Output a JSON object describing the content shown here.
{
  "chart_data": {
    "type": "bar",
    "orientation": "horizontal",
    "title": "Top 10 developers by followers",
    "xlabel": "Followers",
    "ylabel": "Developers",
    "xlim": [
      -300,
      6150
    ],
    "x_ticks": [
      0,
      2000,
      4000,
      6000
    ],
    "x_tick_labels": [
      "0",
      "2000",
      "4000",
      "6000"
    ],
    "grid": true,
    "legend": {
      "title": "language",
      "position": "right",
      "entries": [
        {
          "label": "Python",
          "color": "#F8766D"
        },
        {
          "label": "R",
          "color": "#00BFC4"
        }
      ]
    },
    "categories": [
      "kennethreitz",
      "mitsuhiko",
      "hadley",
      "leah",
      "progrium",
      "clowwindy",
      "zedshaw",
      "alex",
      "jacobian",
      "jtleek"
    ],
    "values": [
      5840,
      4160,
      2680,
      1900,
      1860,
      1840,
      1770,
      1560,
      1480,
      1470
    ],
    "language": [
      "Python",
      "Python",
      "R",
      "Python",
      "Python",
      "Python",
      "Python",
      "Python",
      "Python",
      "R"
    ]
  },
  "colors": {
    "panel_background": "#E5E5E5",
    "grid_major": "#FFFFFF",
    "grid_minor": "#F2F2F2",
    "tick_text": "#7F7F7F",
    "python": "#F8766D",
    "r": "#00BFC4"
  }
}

◆ EXERCISE GOAL ◆
Repeat the data exactly. Leave nothing out.

◆ RESPONSE TO THIS EXERCISE ◆
Output a JSON object describing the content shown here.
{
  "chart_data": {
    "type": "bar",
    "orientation": "horizontal",
    "title": "Top 10 developers by followers",
    "xlabel": "Followers",
    "ylabel": "Developers",
    "xlim": [
      -300,
      6150
    ],
    "x_ticks": [
      0,
      2000,
      4000,
      6000
    ],
    "x_tick_labels": [
      "0",
      "2000",
      "4000",
      "6000"
    ],
    "grid": true,
    "legend": {
      "title": "language",
      "position": "right",
      "entries": [
        {
          "label": "Python",
          "color": "#F8766D"
        },
        {
          "label": "R",
          "color": "#00BFC4"
        }
      ]
    },
    "categories": [
      "kennethreitz",
      "mitsuhiko",
      "hadley",
      "leah",
      "progrium",
      "clowwindy",
      "zedshaw",
      "alex",
      "jacobian",
      "jtleek"
    ],
    "values": [
      5840,
      4160,
      2680,
      1900,
      1860,
      1840,
      1770,
      1560,
      1480,
      1470
    ],
    "language": [
      "Python",
      "Python",
      "R",
      "Python",
      "Python",
      "Python",
      "Python",
      "Python",
      "Python",
      "R"
    ]
  },
  "colors": {
    "panel_background": "#E5E5E5",
    "grid_major": "#FFFFFF",
    "grid_minor": "#F2F2F2",
    "tick_text": "#7F7F7F",
    "python": "#F8766D",
    "r": "#00BFC4"
  }
}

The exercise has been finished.